**What is being asked**
Your task is to transcribe the records exactly, skipping every image.

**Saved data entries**
^^^^

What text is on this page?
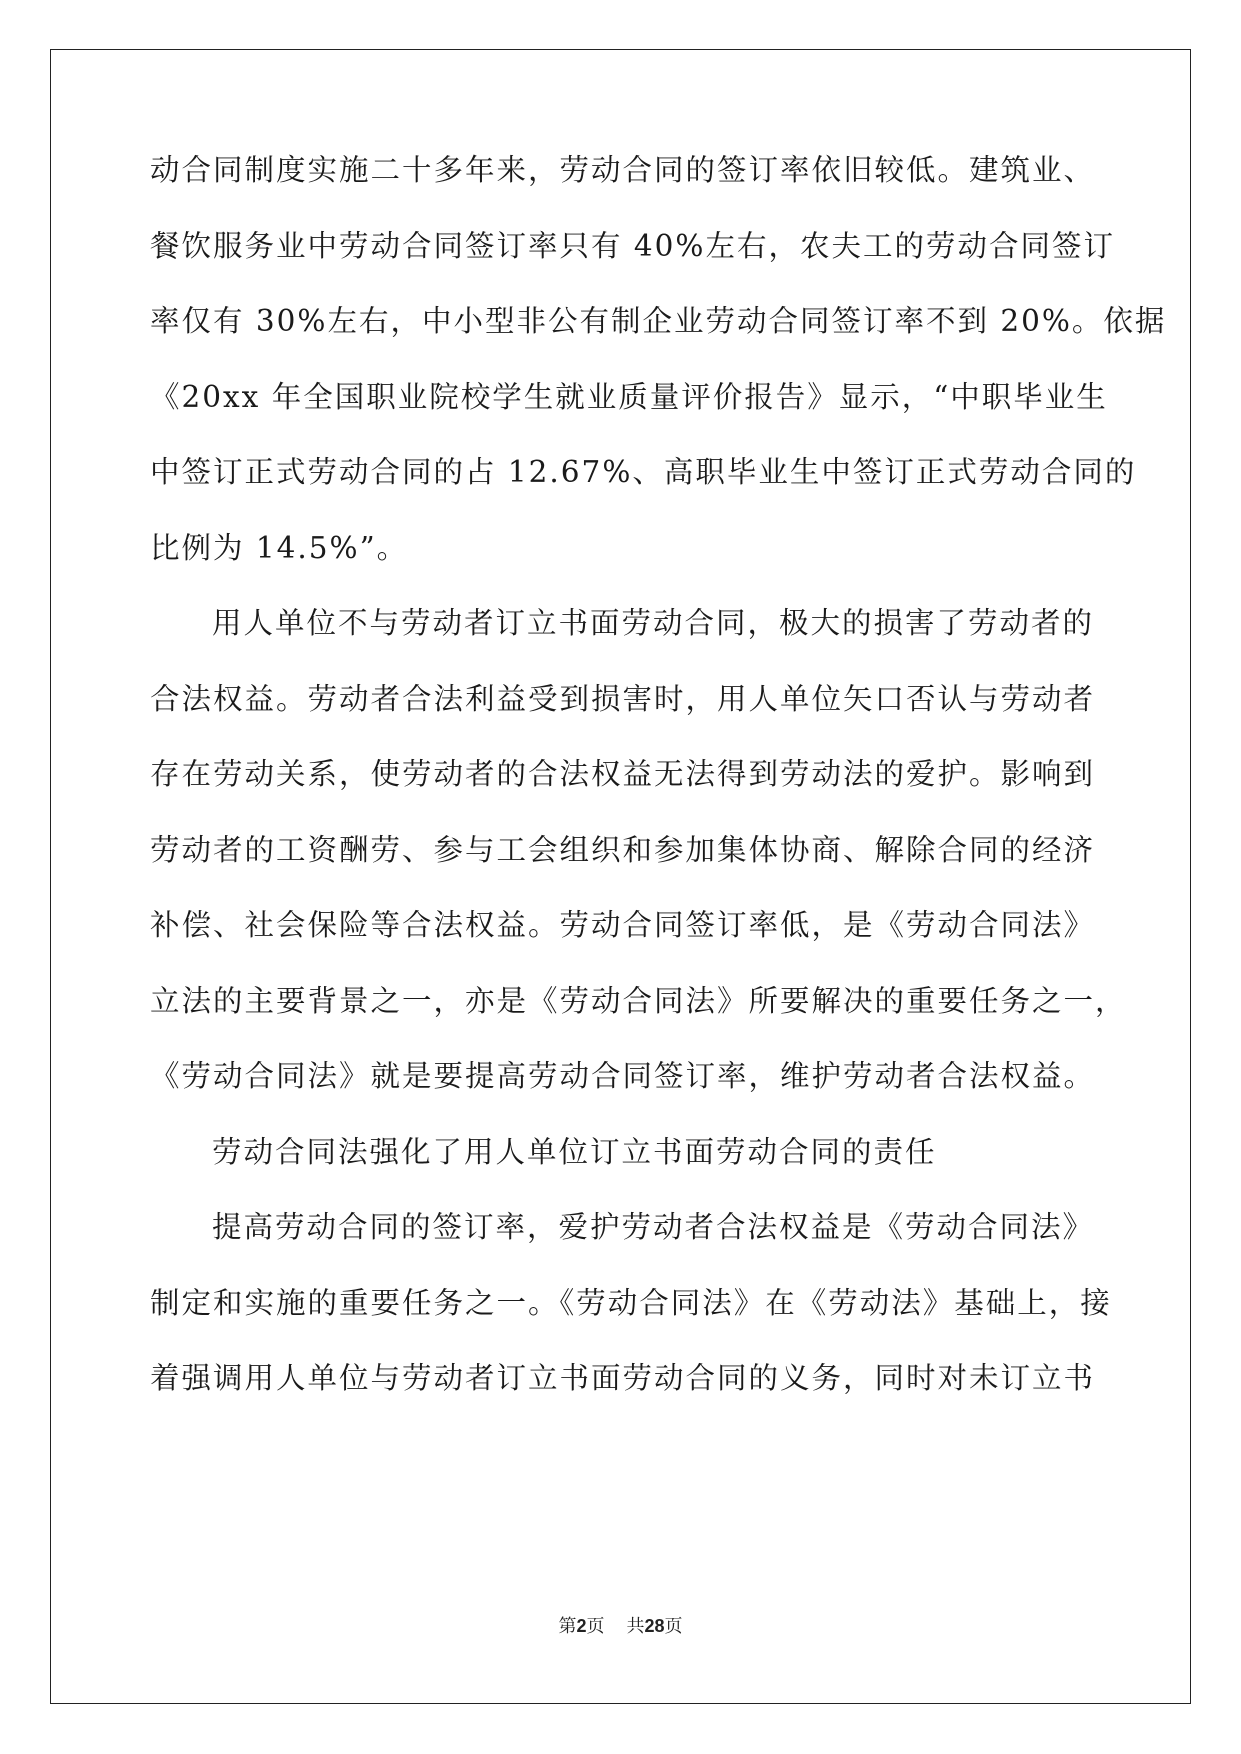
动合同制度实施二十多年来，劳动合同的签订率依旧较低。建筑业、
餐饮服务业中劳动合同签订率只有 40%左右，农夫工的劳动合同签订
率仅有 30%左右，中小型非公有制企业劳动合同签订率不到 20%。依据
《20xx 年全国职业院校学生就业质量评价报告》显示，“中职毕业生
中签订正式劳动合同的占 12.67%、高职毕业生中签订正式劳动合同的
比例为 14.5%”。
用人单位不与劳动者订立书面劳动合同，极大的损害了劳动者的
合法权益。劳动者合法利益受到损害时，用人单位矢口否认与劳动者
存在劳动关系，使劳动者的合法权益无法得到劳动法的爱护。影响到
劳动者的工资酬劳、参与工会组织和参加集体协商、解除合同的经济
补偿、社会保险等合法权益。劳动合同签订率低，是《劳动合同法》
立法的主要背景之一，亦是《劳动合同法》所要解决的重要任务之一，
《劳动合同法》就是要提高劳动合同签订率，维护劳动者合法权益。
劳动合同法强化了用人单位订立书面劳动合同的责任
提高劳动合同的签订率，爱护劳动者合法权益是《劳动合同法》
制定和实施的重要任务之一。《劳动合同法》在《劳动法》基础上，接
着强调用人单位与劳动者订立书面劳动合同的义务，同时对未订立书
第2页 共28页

^^^^

**Correct response**
What text is on this page?
动合同制度实施二十多年来，劳动合同的签订率依旧较低。建筑业、
餐饮服务业中劳动合同签订率只有 40%左右，农夫工的劳动合同签订
率仅有 30%左右，中小型非公有制企业劳动合同签订率不到 20%。依据
《20xx 年全国职业院校学生就业质量评价报告》显示，“中职毕业生
中签订正式劳动合同的占 12.67%、高职毕业生中签订正式劳动合同的
比例为 14.5%”。
用人单位不与劳动者订立书面劳动合同，极大的损害了劳动者的
合法权益。劳动者合法利益受到损害时，用人单位矢口否认与劳动者
存在劳动关系，使劳动者的合法权益无法得到劳动法的爱护。影响到
劳动者的工资酬劳、参与工会组织和参加集体协商、解除合同的经济
补偿、社会保险等合法权益。劳动合同签订率低，是《劳动合同法》
立法的主要背景之一，亦是《劳动合同法》所要解决的重要任务之一，
《劳动合同法》就是要提高劳动合同签订率，维护劳动者合法权益。
劳动合同法强化了用人单位订立书面劳动合同的责任
提高劳动合同的签订率，爱护劳动者合法权益是《劳动合同法》
制定和实施的重要任务之一。《劳动合同法》在《劳动法》基础上，接
着强调用人单位与劳动者订立书面劳动合同的义务，同时对未订立书
第2页 共28页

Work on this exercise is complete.